--- Start LISTING ---

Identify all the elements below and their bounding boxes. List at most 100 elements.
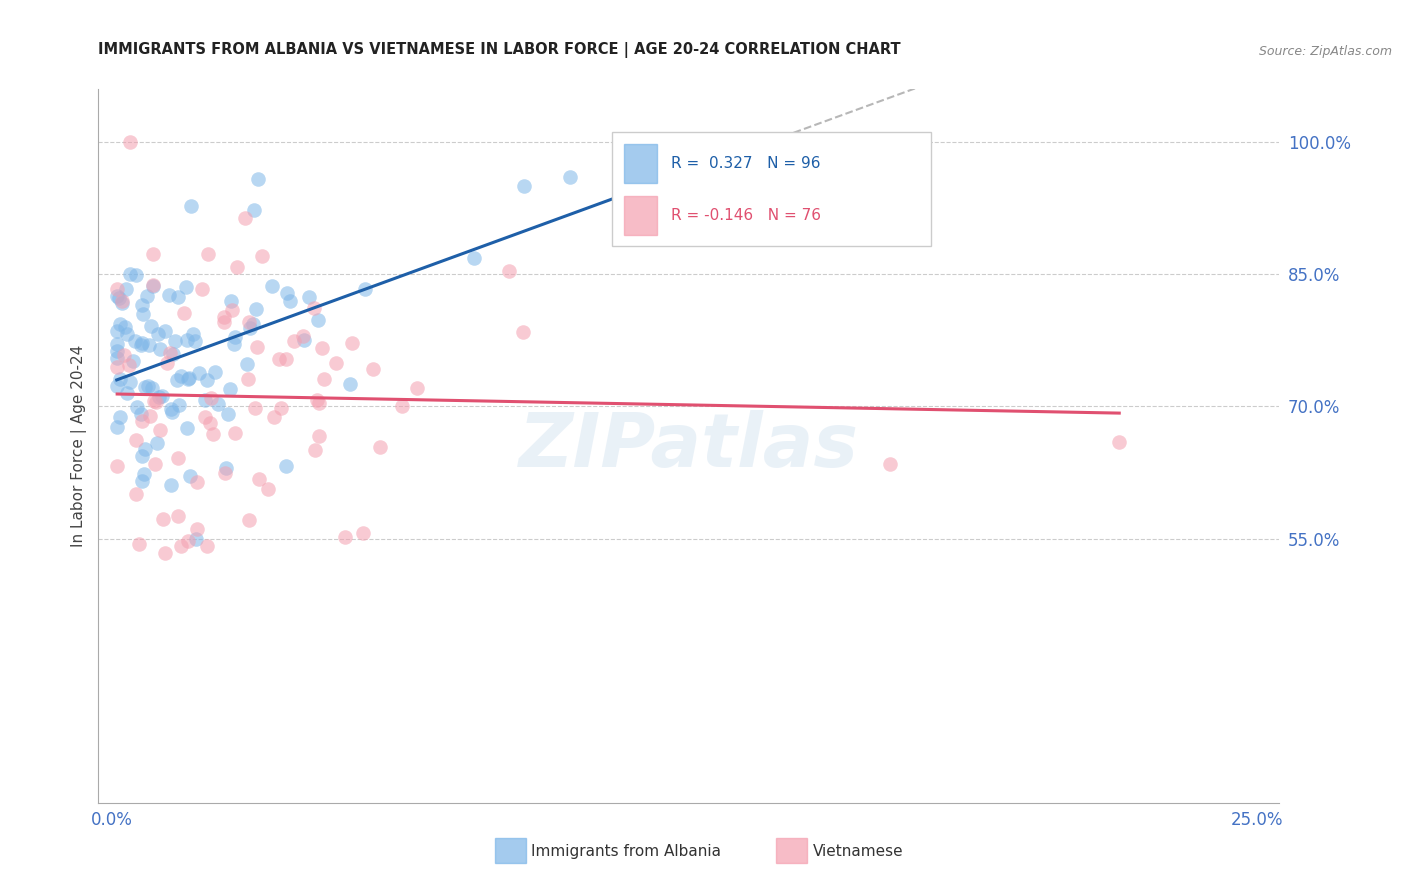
Point bbox=[174, 280, 197, 294]
Point bbox=[125, 268, 148, 282]
Point bbox=[243, 401, 266, 416]
Point bbox=[181, 326, 204, 341]
Point bbox=[115, 385, 138, 400]
Point bbox=[156, 356, 179, 370]
Point bbox=[200, 416, 222, 430]
Text: Immigrants from Albania: Immigrants from Albania bbox=[531, 845, 721, 859]
Point bbox=[136, 379, 159, 393]
Point bbox=[148, 423, 170, 437]
Point bbox=[197, 247, 219, 261]
Point bbox=[176, 334, 198, 348]
Point bbox=[120, 267, 142, 281]
Point bbox=[200, 392, 222, 406]
Point bbox=[108, 410, 131, 425]
Point bbox=[179, 468, 201, 483]
Point bbox=[558, 170, 581, 185]
Point bbox=[233, 211, 256, 226]
Point bbox=[132, 467, 155, 481]
Point bbox=[249, 472, 271, 486]
Point bbox=[139, 319, 162, 334]
Point bbox=[105, 337, 128, 351]
Point bbox=[308, 428, 330, 442]
Point bbox=[145, 394, 167, 409]
Point bbox=[219, 293, 242, 308]
Point bbox=[105, 379, 128, 393]
Point bbox=[111, 296, 134, 310]
Point bbox=[276, 286, 298, 301]
Point bbox=[238, 513, 260, 527]
Point bbox=[267, 351, 290, 366]
Y-axis label: In Labor Force | Age 20-24: In Labor Force | Age 20-24 bbox=[72, 345, 87, 547]
Point bbox=[131, 474, 153, 488]
Point bbox=[353, 282, 375, 296]
Point bbox=[170, 539, 193, 553]
Point bbox=[180, 199, 202, 213]
Point bbox=[160, 478, 183, 492]
Point bbox=[129, 407, 152, 421]
Point bbox=[159, 345, 181, 359]
Point bbox=[207, 397, 229, 411]
Text: ZIPatlas: ZIPatlas bbox=[519, 409, 859, 483]
Point bbox=[212, 310, 235, 325]
Point bbox=[307, 313, 329, 327]
Point bbox=[195, 539, 218, 553]
Point bbox=[236, 372, 259, 386]
Point bbox=[124, 334, 146, 348]
Point bbox=[120, 135, 142, 149]
Text: Source: ZipAtlas.com: Source: ZipAtlas.com bbox=[1258, 45, 1392, 58]
Point bbox=[186, 475, 208, 489]
Point bbox=[117, 327, 139, 342]
Point bbox=[138, 409, 160, 423]
Point bbox=[368, 441, 391, 455]
Point bbox=[238, 315, 260, 329]
Point bbox=[292, 329, 315, 343]
Point bbox=[165, 334, 187, 348]
Point bbox=[325, 356, 347, 370]
Point bbox=[169, 398, 191, 412]
Point bbox=[191, 282, 214, 296]
Point bbox=[463, 252, 485, 266]
Text: R =  0.327   N = 96: R = 0.327 N = 96 bbox=[671, 156, 821, 171]
Point bbox=[513, 179, 536, 194]
Point bbox=[283, 334, 305, 349]
Point bbox=[125, 434, 148, 448]
Point bbox=[245, 302, 267, 317]
Point bbox=[246, 340, 269, 354]
Point bbox=[152, 512, 174, 526]
Point bbox=[224, 330, 246, 344]
Point bbox=[138, 338, 160, 352]
Point bbox=[339, 377, 361, 392]
Point bbox=[201, 426, 224, 441]
Point bbox=[131, 335, 153, 350]
Point bbox=[215, 461, 238, 475]
Point bbox=[141, 381, 163, 395]
Point bbox=[162, 347, 184, 361]
Point bbox=[292, 333, 315, 347]
Point bbox=[242, 317, 264, 331]
Point bbox=[391, 399, 413, 413]
Point bbox=[105, 282, 128, 296]
Point bbox=[250, 249, 273, 263]
Point bbox=[166, 509, 188, 524]
Point bbox=[307, 393, 329, 408]
Point bbox=[263, 410, 285, 425]
Point bbox=[108, 291, 131, 305]
Point bbox=[187, 366, 209, 380]
Point bbox=[298, 290, 321, 304]
Point bbox=[105, 351, 128, 365]
Point bbox=[217, 407, 239, 421]
Point bbox=[114, 319, 136, 334]
Point bbox=[120, 375, 142, 389]
Point bbox=[177, 372, 200, 386]
Point bbox=[221, 303, 243, 318]
Point bbox=[177, 370, 200, 384]
Point bbox=[340, 335, 363, 350]
Point bbox=[141, 247, 163, 261]
Point bbox=[142, 278, 165, 293]
Point bbox=[157, 287, 180, 301]
Point bbox=[142, 279, 165, 293]
Point bbox=[166, 373, 188, 387]
Point bbox=[131, 414, 153, 428]
Point bbox=[134, 442, 156, 457]
Point bbox=[302, 301, 325, 315]
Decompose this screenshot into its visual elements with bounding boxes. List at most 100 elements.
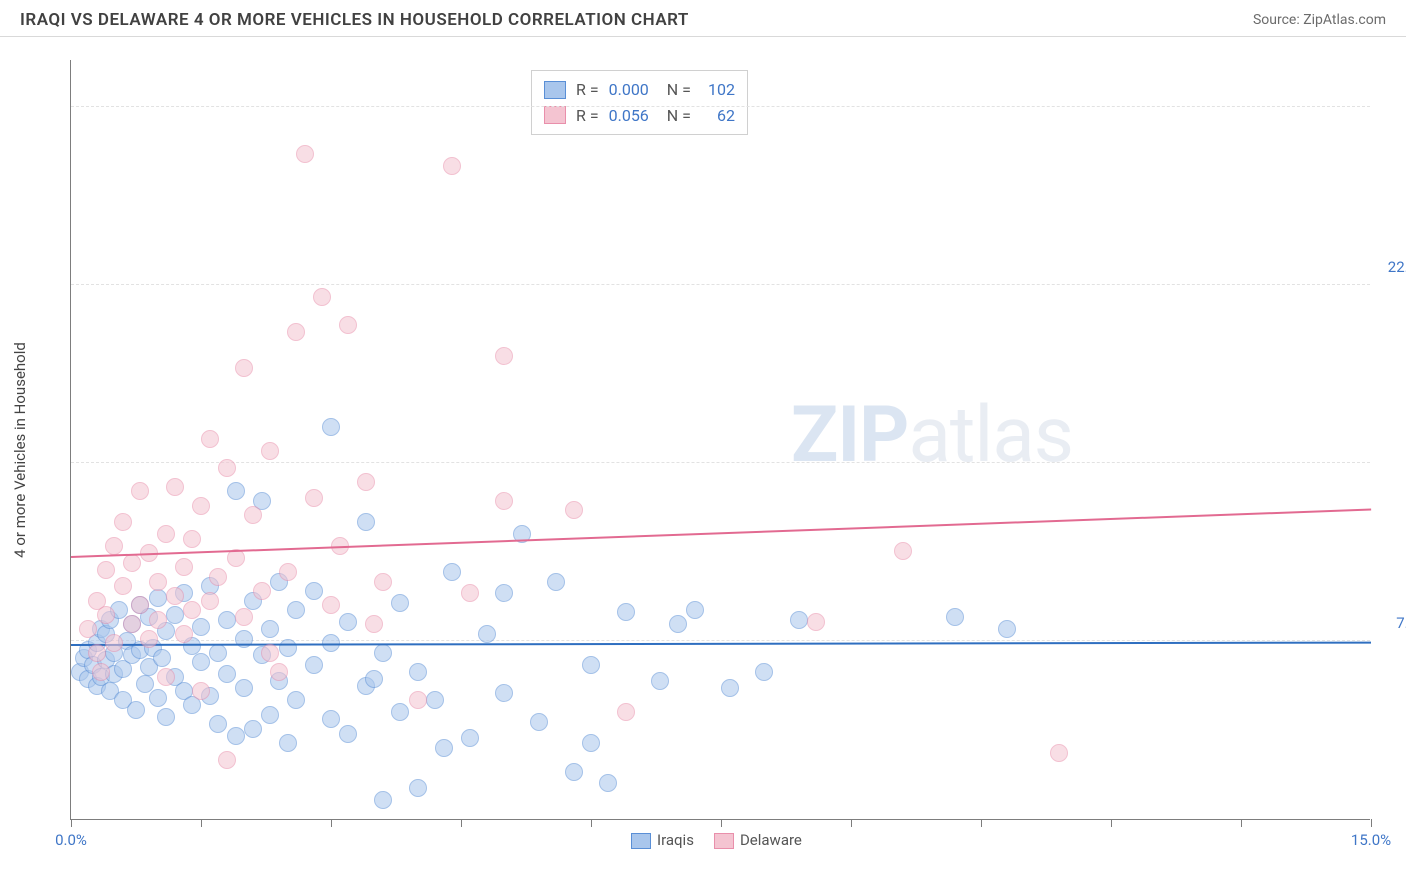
data-point [114,513,132,531]
data-point [123,615,141,633]
data-point [443,157,461,175]
legend-swatch [544,106,566,124]
data-point [270,663,288,681]
data-point [105,537,123,555]
data-point [149,573,167,591]
data-point [175,558,193,576]
data-point [322,710,340,728]
plot-area: ZIPatlas R =0.000N =102R =0.056N =62 Ira… [70,60,1370,820]
data-point [296,145,314,163]
x-tick [461,819,462,827]
data-point [279,563,297,581]
legend-item: Iraqis [631,831,694,849]
data-point [617,603,635,621]
data-point [131,482,149,500]
data-point [374,573,392,591]
data-point [790,611,808,629]
y-tick-label: 22.5% [1388,258,1406,276]
data-point [599,774,617,792]
legend-row: R =0.000N =102 [544,77,735,103]
x-tick-label: 0.0% [55,831,87,849]
x-tick [71,819,72,827]
data-point [261,644,279,662]
data-point [183,530,201,548]
data-point [435,739,453,757]
data-point [582,656,600,674]
data-point [365,670,383,688]
series-legend: Iraqis Delaware [631,831,802,849]
data-point [209,568,227,586]
chart-container: 4 or more Vehicles in Household ZIPatlas… [50,50,1390,850]
y-tick-label: 7.5% [1396,614,1406,632]
x-tick [981,819,982,827]
data-point [1050,744,1068,762]
legend-item: Delaware [714,831,802,849]
data-point [218,611,236,629]
data-point [157,525,175,543]
gridline [71,462,1370,463]
data-point [166,606,184,624]
data-point [114,577,132,595]
trend-line [71,508,1371,557]
watermark: ZIPatlas [791,390,1073,481]
data-point [894,542,912,560]
data-point [235,359,253,377]
legend-label: Delaware [740,831,802,849]
data-point [166,478,184,496]
data-point [183,601,201,619]
data-point [97,606,115,624]
data-point [305,656,323,674]
data-point [192,497,210,515]
data-point [495,684,513,702]
data-point [461,729,479,747]
legend-swatch [631,833,651,849]
x-tick [851,819,852,827]
data-point [157,668,175,686]
data-point [530,713,548,731]
x-tick [1111,819,1112,827]
data-point [287,323,305,341]
data-point [755,663,773,681]
x-tick [1371,819,1372,827]
x-tick [1241,819,1242,827]
correlation-legend: R =0.000N =102R =0.056N =62 [531,70,748,135]
data-point [365,615,383,633]
legend-swatch [714,833,734,849]
data-point [218,751,236,769]
data-point [235,608,253,626]
data-point [279,734,297,752]
source-attribution: Source: ZipAtlas.com [1253,12,1386,28]
data-point [339,613,357,631]
data-point [131,596,149,614]
data-point [651,672,669,690]
data-point [305,582,323,600]
gridline [71,640,1370,641]
data-point [127,701,145,719]
data-point [261,620,279,638]
data-point [140,630,158,648]
data-point [201,430,219,448]
data-point [244,506,262,524]
data-point [227,482,245,500]
data-point [92,663,110,681]
data-point [218,665,236,683]
data-point [157,708,175,726]
data-point [357,473,375,491]
data-point [287,601,305,619]
data-point [261,706,279,724]
data-point [175,625,193,643]
data-point [149,589,167,607]
data-point [946,608,964,626]
data-point [235,679,253,697]
data-point [79,620,97,638]
data-point [105,634,123,652]
data-point [495,492,513,510]
data-point [495,347,513,365]
data-point [192,618,210,636]
data-point [209,644,227,662]
data-point [201,592,219,610]
data-point [547,573,565,591]
data-point [461,584,479,602]
data-point [261,442,279,460]
data-point [244,720,262,738]
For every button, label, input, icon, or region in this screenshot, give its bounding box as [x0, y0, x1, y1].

--- End LISTING ---

WHAT IS EXPECTED -
Print the lines exactly as they appear, beginning at the line that contains "Point bbox=[174, 280, 197, 294]" and stopping after the line that contains "Point bbox=[200, 392, 222, 406]".

WRITTEN SOLUTION -
Point bbox=[174, 280, 197, 294]
Point bbox=[125, 268, 148, 282]
Point bbox=[243, 401, 266, 416]
Point bbox=[181, 326, 204, 341]
Point bbox=[115, 385, 138, 400]
Point bbox=[156, 356, 179, 370]
Point bbox=[200, 416, 222, 430]
Text: Immigrants from Albania: Immigrants from Albania bbox=[531, 845, 721, 859]
Point bbox=[136, 379, 159, 393]
Point bbox=[148, 423, 170, 437]
Point bbox=[197, 247, 219, 261]
Point bbox=[176, 334, 198, 348]
Point bbox=[120, 267, 142, 281]
Point bbox=[200, 392, 222, 406]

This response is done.